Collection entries
####################
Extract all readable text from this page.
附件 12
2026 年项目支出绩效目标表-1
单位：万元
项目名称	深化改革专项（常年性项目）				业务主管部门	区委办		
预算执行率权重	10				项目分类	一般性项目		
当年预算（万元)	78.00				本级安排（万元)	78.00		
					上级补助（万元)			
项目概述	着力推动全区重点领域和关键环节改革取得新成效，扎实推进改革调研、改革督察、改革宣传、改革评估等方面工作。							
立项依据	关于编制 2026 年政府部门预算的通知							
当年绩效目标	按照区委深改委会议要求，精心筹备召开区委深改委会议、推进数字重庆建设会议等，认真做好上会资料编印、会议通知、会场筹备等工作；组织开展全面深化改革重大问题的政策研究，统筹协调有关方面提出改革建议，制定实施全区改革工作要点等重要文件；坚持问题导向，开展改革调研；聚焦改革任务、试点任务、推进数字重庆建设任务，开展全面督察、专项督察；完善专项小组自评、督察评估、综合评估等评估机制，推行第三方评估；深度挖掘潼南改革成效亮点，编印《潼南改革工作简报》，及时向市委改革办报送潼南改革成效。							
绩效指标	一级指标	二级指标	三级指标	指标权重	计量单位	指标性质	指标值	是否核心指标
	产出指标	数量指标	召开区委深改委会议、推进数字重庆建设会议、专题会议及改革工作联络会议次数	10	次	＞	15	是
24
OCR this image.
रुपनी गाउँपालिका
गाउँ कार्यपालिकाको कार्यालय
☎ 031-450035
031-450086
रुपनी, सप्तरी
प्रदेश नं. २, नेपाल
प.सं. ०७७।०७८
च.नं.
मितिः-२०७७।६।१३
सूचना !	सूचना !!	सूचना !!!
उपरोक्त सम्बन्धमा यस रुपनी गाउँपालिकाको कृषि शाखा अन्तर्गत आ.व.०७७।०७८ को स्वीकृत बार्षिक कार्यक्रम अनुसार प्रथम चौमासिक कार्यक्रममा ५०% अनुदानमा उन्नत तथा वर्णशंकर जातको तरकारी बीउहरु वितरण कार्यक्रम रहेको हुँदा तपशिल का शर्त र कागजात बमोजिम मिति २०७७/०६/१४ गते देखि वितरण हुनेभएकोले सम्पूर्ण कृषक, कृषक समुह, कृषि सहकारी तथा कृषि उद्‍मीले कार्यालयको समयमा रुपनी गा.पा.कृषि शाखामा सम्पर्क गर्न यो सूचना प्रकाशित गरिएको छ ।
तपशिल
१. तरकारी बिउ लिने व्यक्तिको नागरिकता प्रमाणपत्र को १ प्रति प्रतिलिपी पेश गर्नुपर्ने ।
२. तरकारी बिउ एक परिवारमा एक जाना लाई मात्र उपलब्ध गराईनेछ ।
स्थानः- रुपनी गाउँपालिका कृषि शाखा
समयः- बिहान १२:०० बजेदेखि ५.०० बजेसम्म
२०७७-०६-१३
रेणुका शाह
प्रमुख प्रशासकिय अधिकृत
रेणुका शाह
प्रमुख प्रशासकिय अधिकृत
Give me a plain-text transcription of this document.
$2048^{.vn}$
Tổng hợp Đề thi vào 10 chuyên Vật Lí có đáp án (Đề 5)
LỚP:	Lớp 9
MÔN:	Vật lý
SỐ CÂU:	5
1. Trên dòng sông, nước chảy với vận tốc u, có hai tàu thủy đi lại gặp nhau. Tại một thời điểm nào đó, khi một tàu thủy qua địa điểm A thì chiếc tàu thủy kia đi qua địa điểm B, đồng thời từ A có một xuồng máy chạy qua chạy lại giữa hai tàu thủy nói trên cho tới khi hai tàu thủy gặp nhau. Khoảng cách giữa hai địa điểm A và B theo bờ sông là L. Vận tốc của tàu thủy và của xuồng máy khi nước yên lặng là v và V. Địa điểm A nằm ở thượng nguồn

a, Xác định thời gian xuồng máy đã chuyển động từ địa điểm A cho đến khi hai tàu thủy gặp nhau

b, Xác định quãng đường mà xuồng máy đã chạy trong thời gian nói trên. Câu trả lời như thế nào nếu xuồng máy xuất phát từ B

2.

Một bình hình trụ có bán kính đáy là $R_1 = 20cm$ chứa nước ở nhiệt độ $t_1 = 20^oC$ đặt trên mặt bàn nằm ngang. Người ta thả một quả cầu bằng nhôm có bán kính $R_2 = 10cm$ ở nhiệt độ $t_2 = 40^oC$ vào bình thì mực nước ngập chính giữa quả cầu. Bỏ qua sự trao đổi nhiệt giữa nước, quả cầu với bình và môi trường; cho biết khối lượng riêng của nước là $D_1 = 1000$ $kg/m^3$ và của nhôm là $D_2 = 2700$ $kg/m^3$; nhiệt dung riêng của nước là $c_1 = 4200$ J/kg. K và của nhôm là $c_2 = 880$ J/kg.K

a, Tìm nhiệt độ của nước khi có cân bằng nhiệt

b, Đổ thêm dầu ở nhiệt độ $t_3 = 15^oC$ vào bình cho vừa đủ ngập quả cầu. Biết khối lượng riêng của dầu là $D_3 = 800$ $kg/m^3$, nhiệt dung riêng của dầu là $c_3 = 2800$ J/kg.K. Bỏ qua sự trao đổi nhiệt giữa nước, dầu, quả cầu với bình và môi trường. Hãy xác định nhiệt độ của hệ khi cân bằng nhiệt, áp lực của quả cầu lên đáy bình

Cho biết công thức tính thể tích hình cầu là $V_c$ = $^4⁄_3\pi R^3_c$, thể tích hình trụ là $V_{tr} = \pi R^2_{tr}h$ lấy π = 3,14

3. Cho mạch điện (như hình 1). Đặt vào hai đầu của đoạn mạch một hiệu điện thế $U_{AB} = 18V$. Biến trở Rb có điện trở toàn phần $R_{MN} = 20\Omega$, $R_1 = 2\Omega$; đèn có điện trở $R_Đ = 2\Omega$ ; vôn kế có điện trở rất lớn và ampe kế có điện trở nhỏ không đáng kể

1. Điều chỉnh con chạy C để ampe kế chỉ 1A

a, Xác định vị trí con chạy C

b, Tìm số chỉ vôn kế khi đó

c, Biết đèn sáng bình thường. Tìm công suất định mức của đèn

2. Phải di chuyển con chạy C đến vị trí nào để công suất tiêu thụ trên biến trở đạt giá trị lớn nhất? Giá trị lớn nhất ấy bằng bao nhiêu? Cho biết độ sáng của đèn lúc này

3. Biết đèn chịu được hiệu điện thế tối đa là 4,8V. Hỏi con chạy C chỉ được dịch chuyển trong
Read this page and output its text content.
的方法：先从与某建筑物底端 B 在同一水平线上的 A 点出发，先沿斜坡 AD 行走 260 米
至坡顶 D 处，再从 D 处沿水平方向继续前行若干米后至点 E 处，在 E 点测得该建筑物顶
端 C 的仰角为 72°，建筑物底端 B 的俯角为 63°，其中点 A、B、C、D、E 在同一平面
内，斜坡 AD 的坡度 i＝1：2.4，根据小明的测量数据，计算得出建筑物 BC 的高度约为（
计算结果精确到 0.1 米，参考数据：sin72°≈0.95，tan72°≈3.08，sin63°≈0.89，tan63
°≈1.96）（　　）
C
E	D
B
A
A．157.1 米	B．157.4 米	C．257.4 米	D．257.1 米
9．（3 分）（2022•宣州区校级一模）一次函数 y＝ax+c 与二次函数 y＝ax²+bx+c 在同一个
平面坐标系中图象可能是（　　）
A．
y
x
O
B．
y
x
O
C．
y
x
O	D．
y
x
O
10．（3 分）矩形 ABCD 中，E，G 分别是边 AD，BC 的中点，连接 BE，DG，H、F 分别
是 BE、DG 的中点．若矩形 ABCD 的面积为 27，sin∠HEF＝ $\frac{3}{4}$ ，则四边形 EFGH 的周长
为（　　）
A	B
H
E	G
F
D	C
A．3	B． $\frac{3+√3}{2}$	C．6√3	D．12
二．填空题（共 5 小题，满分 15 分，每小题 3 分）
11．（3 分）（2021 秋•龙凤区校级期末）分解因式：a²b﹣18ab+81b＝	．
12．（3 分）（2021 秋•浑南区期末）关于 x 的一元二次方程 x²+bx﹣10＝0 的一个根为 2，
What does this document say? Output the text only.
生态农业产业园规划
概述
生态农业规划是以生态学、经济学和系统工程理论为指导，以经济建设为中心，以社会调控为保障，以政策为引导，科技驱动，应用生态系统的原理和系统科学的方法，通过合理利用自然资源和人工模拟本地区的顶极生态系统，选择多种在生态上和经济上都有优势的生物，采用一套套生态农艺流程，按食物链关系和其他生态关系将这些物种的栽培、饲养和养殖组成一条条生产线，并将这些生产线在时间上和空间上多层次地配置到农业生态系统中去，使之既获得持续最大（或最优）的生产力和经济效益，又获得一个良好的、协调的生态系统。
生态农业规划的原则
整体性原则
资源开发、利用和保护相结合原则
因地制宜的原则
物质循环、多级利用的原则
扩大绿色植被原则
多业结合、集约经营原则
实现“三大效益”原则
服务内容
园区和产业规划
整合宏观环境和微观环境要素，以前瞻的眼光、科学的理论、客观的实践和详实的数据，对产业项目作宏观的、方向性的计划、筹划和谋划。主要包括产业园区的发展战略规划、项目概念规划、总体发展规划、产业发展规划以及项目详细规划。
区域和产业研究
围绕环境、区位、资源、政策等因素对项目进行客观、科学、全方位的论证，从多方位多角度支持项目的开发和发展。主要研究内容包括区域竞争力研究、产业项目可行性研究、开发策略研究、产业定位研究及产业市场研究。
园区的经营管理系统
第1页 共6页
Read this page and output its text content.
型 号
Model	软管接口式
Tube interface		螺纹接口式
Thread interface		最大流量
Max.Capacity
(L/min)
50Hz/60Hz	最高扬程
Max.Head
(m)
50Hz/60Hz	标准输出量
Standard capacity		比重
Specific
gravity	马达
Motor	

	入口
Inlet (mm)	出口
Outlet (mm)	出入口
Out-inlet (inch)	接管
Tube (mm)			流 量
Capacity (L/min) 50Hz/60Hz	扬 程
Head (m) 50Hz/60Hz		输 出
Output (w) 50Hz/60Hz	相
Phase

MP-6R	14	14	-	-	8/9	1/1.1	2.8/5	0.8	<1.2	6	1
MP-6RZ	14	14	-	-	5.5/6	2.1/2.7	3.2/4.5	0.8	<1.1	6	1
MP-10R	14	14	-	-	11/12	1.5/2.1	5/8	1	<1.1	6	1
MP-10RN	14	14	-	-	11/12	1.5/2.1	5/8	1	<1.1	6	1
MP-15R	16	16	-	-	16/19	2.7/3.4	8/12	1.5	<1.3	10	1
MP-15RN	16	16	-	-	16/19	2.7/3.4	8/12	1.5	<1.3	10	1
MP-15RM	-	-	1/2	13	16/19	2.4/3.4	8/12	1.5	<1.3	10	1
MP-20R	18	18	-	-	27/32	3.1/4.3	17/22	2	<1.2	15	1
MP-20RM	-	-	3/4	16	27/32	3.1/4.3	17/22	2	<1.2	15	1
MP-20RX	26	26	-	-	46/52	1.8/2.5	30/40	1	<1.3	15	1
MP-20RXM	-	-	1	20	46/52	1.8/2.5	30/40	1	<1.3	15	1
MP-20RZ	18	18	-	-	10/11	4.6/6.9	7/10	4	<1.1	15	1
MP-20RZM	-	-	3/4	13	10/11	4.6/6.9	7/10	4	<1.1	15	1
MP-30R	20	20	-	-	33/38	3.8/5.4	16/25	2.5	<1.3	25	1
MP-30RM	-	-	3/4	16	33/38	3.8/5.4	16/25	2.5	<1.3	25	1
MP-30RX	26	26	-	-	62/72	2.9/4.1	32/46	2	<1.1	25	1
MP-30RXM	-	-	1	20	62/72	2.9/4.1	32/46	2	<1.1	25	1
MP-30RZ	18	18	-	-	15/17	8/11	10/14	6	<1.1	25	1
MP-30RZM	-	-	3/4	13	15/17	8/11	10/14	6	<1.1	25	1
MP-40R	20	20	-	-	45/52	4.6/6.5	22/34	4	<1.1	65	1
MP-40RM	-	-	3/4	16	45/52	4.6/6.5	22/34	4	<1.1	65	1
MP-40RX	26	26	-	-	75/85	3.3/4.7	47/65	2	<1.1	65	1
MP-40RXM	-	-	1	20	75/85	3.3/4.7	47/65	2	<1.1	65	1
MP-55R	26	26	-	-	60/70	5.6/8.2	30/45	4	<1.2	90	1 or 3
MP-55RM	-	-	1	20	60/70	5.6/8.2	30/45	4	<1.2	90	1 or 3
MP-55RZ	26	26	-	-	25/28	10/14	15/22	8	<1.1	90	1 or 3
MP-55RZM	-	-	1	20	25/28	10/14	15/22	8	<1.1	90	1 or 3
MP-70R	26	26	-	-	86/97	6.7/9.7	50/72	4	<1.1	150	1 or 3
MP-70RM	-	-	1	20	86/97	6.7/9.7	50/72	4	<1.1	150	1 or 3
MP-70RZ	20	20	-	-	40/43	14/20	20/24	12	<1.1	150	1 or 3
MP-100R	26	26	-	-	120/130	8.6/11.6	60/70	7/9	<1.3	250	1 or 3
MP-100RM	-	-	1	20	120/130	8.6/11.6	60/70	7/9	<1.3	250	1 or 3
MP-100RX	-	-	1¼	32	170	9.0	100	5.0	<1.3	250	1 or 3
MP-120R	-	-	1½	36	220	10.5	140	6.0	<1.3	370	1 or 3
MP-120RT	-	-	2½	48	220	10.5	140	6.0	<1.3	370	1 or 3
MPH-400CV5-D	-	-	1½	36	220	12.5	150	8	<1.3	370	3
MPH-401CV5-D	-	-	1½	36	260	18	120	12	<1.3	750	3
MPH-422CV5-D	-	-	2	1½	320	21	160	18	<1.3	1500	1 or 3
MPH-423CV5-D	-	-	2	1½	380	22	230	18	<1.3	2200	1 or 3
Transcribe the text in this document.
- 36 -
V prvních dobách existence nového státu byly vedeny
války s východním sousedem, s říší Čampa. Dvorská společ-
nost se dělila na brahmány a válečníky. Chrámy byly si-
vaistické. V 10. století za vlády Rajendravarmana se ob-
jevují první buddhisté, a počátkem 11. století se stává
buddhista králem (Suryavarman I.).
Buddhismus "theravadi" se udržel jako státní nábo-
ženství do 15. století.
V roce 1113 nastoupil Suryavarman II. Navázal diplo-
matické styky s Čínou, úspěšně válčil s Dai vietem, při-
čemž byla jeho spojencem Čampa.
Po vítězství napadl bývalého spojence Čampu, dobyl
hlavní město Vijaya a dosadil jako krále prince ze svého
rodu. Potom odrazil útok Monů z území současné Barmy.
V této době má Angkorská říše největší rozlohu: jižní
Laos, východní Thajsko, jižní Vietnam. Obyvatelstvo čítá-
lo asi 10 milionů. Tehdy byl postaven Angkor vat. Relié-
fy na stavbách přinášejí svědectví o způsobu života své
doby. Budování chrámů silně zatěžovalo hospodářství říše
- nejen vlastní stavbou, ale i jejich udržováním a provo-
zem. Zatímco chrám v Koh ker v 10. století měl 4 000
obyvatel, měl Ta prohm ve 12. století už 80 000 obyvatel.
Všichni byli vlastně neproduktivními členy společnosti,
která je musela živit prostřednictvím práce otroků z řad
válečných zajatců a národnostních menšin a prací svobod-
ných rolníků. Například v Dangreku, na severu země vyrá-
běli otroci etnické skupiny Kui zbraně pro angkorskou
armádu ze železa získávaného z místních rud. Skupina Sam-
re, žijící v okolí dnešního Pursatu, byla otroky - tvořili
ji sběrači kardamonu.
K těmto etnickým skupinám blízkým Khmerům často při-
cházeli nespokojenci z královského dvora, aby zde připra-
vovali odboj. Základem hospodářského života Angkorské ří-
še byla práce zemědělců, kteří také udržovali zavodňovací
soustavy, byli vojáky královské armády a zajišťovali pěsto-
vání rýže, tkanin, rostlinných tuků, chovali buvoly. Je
####################
### WHAT YOU HAVE TO DO
Identify each line in the records above that contains the word "frac", and copy it out in full.

### ANSWER IN FULL
是 BE、DG 的中点．若矩形 ABCD 的面积为 27，sin∠HEF＝ $\frac{3}{4}$ ，则四边形 EFGH 的周长
A．3	B． $\frac{3+√3}{2}$	C．6√3	D．12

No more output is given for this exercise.